▸ **SET PROBLEM**: Copy the lines of the material word for word, from its first line through the line containing "FancyBboxPatch shape — [1306, 400, 1356, 443]", including both of those lines.
==== SUPPLIED INFORMATION
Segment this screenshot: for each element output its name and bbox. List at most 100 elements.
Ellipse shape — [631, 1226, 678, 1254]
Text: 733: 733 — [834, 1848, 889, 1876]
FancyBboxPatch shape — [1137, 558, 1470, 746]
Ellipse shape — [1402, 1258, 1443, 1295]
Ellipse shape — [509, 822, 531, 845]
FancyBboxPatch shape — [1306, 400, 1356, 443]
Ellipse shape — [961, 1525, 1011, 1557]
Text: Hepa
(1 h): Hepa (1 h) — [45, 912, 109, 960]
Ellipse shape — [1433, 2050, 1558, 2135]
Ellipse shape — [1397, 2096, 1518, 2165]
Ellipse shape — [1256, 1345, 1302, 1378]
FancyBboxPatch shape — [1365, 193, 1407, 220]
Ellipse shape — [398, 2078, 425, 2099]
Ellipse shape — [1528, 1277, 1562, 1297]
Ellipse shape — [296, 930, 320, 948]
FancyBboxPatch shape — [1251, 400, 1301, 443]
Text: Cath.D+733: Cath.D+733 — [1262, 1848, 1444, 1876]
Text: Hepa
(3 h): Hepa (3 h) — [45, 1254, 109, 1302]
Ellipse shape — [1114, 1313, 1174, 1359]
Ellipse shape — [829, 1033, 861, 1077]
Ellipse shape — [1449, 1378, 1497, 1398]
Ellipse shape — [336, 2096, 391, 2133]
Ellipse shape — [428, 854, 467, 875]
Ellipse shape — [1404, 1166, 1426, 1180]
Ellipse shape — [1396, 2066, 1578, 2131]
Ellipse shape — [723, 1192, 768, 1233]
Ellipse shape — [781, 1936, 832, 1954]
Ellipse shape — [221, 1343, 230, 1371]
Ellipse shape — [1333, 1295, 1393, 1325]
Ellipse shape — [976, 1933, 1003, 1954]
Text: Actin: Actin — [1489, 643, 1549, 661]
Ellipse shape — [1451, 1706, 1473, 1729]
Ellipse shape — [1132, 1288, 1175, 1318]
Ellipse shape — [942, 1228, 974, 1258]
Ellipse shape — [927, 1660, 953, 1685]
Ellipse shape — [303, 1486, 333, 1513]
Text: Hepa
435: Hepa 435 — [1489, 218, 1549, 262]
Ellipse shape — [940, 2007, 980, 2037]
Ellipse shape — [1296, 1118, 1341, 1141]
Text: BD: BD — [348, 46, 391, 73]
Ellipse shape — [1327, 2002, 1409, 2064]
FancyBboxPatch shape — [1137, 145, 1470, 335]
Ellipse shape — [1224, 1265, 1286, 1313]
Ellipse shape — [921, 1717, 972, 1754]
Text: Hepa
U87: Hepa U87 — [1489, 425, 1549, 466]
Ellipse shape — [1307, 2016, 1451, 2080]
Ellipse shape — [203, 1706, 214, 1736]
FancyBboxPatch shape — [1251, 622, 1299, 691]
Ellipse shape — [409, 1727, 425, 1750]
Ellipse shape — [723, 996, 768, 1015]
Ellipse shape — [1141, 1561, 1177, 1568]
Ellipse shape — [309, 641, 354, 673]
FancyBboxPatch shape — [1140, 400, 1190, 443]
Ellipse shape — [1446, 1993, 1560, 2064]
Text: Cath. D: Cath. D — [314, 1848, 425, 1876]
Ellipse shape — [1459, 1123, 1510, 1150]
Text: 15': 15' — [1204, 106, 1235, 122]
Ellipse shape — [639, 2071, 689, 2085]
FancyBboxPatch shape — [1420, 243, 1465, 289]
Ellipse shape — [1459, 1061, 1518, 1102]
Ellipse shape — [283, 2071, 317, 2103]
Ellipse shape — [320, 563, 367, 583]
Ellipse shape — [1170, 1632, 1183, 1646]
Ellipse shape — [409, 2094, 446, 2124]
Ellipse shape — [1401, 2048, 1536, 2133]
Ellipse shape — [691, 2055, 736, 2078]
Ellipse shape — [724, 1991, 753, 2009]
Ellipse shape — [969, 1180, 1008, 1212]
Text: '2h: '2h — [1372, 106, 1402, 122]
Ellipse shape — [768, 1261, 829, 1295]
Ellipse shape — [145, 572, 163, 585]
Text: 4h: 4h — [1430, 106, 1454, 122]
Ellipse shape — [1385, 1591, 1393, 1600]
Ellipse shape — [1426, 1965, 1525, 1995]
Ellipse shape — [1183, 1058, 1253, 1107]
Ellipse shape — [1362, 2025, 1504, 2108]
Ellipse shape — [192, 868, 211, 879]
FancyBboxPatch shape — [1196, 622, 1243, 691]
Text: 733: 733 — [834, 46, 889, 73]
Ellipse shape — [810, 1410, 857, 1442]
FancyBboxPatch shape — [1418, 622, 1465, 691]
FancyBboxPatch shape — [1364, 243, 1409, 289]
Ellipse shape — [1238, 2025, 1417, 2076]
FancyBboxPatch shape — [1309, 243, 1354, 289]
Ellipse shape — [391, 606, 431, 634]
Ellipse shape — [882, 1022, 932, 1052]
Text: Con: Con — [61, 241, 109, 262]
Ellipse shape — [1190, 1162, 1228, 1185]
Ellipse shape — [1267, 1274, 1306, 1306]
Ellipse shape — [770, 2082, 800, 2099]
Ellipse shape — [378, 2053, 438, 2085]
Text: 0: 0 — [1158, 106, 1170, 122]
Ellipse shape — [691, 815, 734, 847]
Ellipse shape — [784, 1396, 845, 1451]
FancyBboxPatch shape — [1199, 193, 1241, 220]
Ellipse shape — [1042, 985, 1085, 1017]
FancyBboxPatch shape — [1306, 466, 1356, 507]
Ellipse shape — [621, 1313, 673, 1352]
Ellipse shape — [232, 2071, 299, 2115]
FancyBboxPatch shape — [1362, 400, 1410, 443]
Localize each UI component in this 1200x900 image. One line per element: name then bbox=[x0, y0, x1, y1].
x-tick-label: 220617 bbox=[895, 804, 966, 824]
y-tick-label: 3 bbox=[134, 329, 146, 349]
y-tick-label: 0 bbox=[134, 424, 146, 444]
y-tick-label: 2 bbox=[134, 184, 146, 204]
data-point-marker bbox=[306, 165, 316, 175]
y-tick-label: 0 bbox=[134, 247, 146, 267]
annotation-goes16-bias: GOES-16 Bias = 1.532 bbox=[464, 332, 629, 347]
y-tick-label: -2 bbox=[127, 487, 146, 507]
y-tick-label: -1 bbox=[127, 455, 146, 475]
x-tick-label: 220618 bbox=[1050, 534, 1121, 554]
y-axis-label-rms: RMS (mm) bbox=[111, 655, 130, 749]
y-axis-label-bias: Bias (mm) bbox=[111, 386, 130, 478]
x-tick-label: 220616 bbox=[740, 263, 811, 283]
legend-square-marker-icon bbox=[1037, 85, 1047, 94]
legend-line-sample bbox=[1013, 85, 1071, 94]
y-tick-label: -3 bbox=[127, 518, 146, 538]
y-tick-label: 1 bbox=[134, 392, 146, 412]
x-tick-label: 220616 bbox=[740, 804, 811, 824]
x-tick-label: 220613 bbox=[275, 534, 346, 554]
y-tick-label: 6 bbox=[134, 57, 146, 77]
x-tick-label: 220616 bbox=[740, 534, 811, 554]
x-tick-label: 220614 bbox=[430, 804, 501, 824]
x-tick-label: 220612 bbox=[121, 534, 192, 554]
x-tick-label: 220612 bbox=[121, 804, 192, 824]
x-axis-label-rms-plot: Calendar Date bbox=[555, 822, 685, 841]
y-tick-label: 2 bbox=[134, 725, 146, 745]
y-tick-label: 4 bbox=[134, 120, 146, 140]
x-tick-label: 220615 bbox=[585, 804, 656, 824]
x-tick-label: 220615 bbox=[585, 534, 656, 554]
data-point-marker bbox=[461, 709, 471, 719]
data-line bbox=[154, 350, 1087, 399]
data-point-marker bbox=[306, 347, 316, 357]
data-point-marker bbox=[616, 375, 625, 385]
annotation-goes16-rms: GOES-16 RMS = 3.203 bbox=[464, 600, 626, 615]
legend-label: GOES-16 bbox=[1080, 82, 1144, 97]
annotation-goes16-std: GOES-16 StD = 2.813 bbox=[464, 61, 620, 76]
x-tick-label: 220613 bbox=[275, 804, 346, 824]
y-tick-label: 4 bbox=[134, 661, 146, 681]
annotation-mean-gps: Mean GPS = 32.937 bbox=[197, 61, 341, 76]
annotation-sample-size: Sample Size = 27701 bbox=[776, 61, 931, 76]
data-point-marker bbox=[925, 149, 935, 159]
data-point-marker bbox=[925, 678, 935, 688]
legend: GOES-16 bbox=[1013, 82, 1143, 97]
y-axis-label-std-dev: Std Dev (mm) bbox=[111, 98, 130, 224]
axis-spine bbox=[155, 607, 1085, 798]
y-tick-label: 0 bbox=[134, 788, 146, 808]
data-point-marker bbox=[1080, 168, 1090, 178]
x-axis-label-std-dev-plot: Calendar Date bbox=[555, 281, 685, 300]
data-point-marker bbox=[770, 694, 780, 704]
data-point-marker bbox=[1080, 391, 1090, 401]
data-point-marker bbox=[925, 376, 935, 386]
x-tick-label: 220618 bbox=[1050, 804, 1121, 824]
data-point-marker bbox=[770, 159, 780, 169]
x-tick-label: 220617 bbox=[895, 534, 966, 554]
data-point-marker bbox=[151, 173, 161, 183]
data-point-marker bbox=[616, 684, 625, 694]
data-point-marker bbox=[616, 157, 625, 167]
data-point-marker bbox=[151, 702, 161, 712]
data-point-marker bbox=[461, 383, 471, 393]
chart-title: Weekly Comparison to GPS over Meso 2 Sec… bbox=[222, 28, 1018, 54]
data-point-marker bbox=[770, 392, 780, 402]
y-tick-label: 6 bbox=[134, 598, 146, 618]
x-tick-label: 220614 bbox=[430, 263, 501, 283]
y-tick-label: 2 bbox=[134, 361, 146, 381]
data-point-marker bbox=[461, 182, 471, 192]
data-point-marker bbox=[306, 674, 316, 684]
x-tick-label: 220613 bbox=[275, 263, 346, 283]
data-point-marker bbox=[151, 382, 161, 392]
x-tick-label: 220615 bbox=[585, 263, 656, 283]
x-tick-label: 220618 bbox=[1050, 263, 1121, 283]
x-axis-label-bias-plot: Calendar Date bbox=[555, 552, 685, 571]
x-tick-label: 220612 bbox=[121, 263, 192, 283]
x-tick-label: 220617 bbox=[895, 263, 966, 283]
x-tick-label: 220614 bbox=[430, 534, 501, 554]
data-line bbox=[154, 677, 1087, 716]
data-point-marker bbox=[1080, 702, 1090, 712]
========
▸ **RESULT BELOW**:
Segment this screenshot: for each element output its name and bbox. List at most 100 elements.
Ellipse shape — [631, 1226, 678, 1254]
Text: 733: 733 — [834, 1848, 889, 1876]
FancyBboxPatch shape — [1137, 558, 1470, 746]
Ellipse shape — [1402, 1258, 1443, 1295]
Ellipse shape — [509, 822, 531, 845]
FancyBboxPatch shape — [1306, 400, 1356, 443]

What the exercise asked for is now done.